MATERIAL SUPPLIED:
──────────

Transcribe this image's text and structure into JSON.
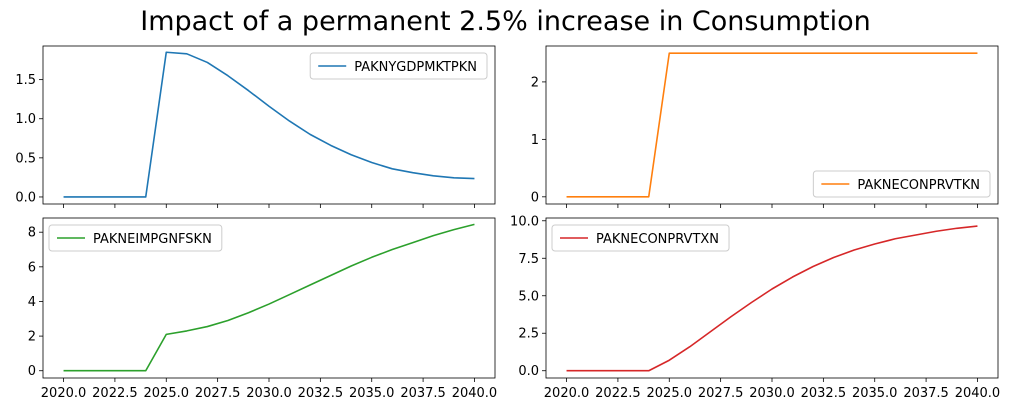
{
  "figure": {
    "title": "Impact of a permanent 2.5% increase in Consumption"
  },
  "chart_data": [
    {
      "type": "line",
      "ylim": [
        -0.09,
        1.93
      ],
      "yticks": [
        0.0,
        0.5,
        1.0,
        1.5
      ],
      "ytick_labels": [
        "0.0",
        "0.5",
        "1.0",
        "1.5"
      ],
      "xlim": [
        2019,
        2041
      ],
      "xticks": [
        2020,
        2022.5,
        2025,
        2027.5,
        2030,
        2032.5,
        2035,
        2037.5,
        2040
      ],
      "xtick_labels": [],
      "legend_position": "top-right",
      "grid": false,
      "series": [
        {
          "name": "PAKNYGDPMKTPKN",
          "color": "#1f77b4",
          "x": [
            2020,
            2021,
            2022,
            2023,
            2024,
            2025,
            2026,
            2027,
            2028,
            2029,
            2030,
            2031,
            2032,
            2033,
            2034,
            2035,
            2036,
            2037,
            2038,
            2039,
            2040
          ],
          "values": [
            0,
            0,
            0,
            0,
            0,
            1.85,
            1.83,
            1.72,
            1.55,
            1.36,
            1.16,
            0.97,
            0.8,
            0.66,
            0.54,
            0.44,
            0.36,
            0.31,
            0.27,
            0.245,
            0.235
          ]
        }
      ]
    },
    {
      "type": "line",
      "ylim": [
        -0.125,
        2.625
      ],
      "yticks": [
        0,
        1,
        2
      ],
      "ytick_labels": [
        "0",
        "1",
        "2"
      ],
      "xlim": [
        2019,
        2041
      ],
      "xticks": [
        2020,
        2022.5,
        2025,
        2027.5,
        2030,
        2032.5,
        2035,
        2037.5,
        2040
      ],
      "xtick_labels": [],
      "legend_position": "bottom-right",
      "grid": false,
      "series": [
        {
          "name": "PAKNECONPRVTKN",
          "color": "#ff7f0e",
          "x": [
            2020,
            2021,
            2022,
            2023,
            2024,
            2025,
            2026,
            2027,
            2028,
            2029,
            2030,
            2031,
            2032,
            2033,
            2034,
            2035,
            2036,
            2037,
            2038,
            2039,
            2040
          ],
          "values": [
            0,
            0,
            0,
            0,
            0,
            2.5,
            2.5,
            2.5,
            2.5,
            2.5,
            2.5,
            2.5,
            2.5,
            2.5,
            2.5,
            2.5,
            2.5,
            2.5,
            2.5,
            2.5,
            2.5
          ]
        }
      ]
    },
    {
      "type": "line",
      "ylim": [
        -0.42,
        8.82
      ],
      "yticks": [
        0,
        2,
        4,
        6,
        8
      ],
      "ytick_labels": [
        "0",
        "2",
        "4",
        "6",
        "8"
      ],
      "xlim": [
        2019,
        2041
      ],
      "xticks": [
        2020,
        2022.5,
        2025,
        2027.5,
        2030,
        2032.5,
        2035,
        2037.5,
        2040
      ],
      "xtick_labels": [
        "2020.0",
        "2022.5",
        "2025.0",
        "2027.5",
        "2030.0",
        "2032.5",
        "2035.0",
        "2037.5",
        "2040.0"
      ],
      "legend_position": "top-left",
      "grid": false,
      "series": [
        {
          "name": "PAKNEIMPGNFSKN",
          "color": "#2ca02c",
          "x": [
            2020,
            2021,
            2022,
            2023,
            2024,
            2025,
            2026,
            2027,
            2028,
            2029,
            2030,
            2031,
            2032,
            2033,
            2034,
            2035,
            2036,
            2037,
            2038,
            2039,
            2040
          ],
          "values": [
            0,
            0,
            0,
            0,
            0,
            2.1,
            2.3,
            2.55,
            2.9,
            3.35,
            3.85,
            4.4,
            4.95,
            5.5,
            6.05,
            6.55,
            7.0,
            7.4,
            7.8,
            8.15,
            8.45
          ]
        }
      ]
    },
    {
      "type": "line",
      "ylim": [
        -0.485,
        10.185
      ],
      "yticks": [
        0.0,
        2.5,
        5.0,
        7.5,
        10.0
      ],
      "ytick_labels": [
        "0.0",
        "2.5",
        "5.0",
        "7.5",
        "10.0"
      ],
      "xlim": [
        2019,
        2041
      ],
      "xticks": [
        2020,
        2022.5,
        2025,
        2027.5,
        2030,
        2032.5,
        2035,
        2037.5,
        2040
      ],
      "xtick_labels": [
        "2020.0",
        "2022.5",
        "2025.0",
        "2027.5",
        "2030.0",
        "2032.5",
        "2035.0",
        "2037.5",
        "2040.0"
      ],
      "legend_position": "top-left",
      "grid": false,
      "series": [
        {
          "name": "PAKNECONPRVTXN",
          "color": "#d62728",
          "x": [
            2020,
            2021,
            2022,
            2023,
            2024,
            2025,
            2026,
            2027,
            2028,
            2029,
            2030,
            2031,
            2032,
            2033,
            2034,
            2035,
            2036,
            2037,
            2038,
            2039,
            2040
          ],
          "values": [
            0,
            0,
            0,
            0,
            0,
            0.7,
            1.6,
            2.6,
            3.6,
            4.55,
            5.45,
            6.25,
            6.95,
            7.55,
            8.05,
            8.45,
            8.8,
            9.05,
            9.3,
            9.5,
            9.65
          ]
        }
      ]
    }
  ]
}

──────────

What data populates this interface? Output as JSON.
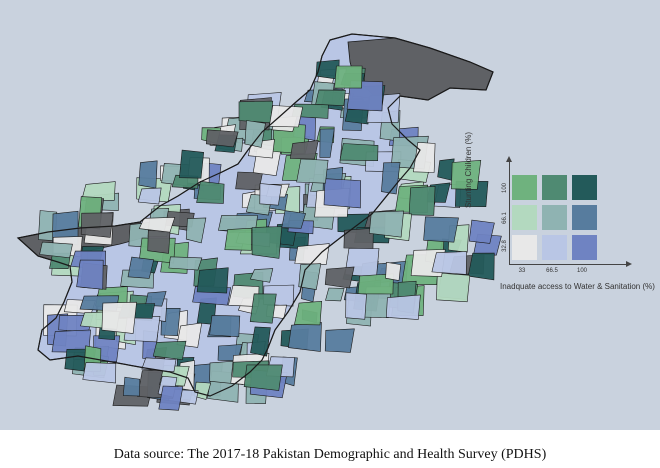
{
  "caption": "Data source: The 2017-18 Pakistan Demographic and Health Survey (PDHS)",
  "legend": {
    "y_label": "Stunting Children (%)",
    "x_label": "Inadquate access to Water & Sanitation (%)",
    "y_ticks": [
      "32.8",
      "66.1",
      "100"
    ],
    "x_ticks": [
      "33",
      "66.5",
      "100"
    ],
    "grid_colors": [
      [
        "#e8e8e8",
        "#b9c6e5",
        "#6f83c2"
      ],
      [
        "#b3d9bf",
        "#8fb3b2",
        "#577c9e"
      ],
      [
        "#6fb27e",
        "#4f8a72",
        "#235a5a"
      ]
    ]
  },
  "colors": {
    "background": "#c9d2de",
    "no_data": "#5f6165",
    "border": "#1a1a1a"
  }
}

──────────

WHAT IS BEING ASKED: List each line of the entries that holds the string "this".

RESPONSE:
Transcribe this image's text and structure into JSON.
What data populates this interface? Output as JSON.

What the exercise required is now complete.